• CHALLENGE:
Every record must appear in your copy exactly as written, with no pictures.

• SUPPLIED DATA:
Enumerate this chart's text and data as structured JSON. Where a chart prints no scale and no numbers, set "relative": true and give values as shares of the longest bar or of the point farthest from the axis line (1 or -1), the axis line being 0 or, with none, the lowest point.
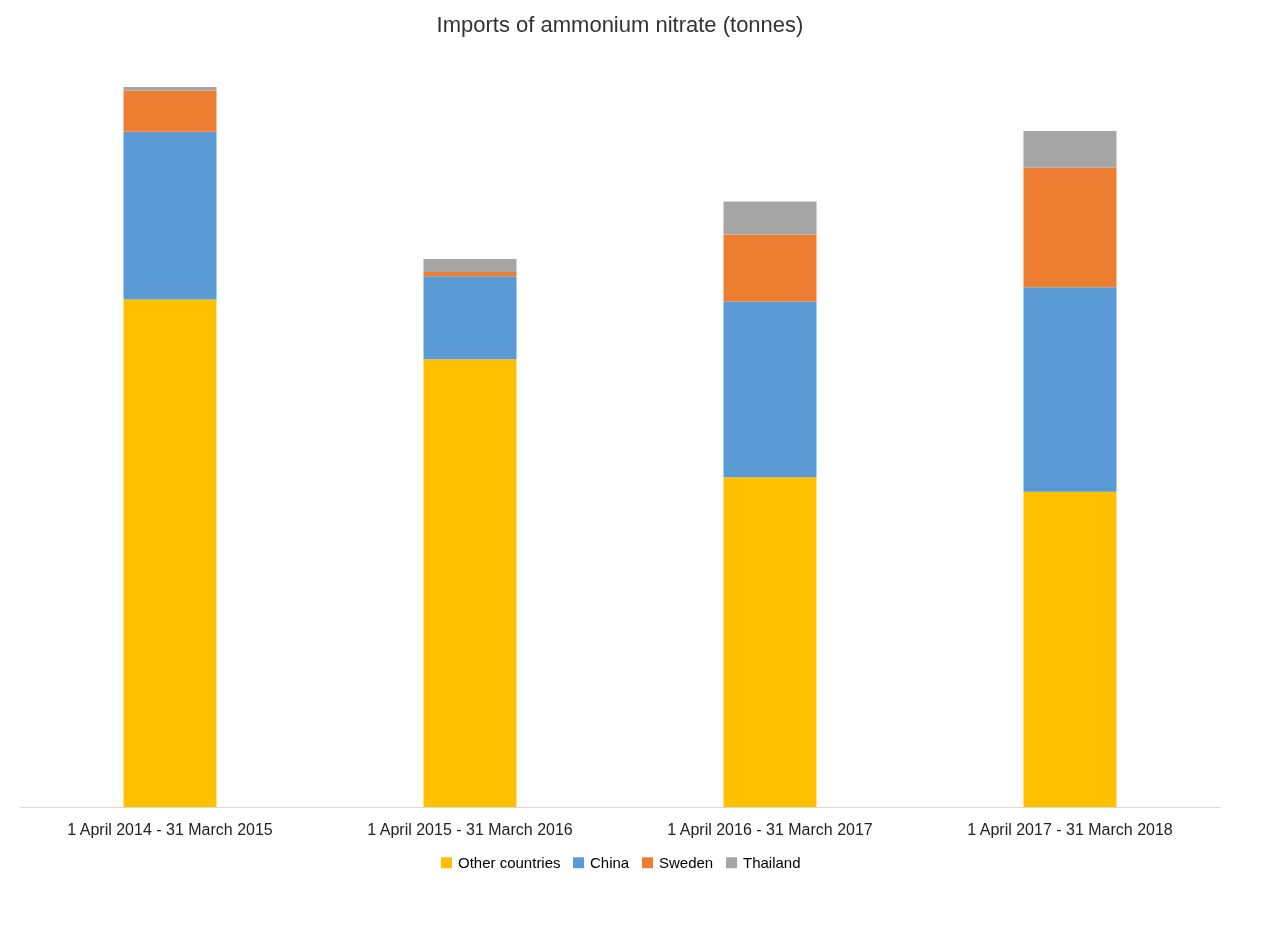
{
  "chart_data": {
    "type": "bar",
    "title": "Imports of ammonium nitrate (tonnes)",
    "categories": [
      "1 April 2014 - 31 March 2015",
      "1 April 2015 - 31 March 2016",
      "1 April 2016 - 31 March 2017",
      "1 April 2017 - 31 March 2018"
    ],
    "stacked": true,
    "relative": true,
    "legend": "bottom",
    "series": [
      {
        "name": "Other countries",
        "color": "#ffc000",
        "values": [
          0.705,
          0.622,
          0.458,
          0.438
        ]
      },
      {
        "name": "China",
        "color": "#5b9bd5",
        "values": [
          0.233,
          0.115,
          0.244,
          0.284
        ]
      },
      {
        "name": "Sweden",
        "color": "#ed7d31",
        "values": [
          0.057,
          0.006,
          0.093,
          0.166
        ]
      },
      {
        "name": "Thailand",
        "color": "#a5a5a5",
        "values": [
          0.005,
          0.018,
          0.046,
          0.051
        ]
      }
    ]
  }
}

• FULL OUTPUT:
Enumerate this chart's text and data as structured JSON. Where a chart prints no scale and no numbers, set "relative": true and give values as shares of the longest bar or of the point farthest from the axis line (1 or -1), the axis line being 0 or, with none, the lowest point.
{
  "chart_data": {
    "type": "bar",
    "title": "Imports of ammonium nitrate (tonnes)",
    "categories": [
      "1 April 2014 - 31 March 2015",
      "1 April 2015 - 31 March 2016",
      "1 April 2016 - 31 March 2017",
      "1 April 2017 - 31 March 2018"
    ],
    "stacked": true,
    "relative": true,
    "legend": "bottom",
    "series": [
      {
        "name": "Other countries",
        "color": "#ffc000",
        "values": [
          0.705,
          0.622,
          0.458,
          0.438
        ]
      },
      {
        "name": "China",
        "color": "#5b9bd5",
        "values": [
          0.233,
          0.115,
          0.244,
          0.284
        ]
      },
      {
        "name": "Sweden",
        "color": "#ed7d31",
        "values": [
          0.057,
          0.006,
          0.093,
          0.166
        ]
      },
      {
        "name": "Thailand",
        "color": "#a5a5a5",
        "values": [
          0.005,
          0.018,
          0.046,
          0.051
        ]
      }
    ]
  }
}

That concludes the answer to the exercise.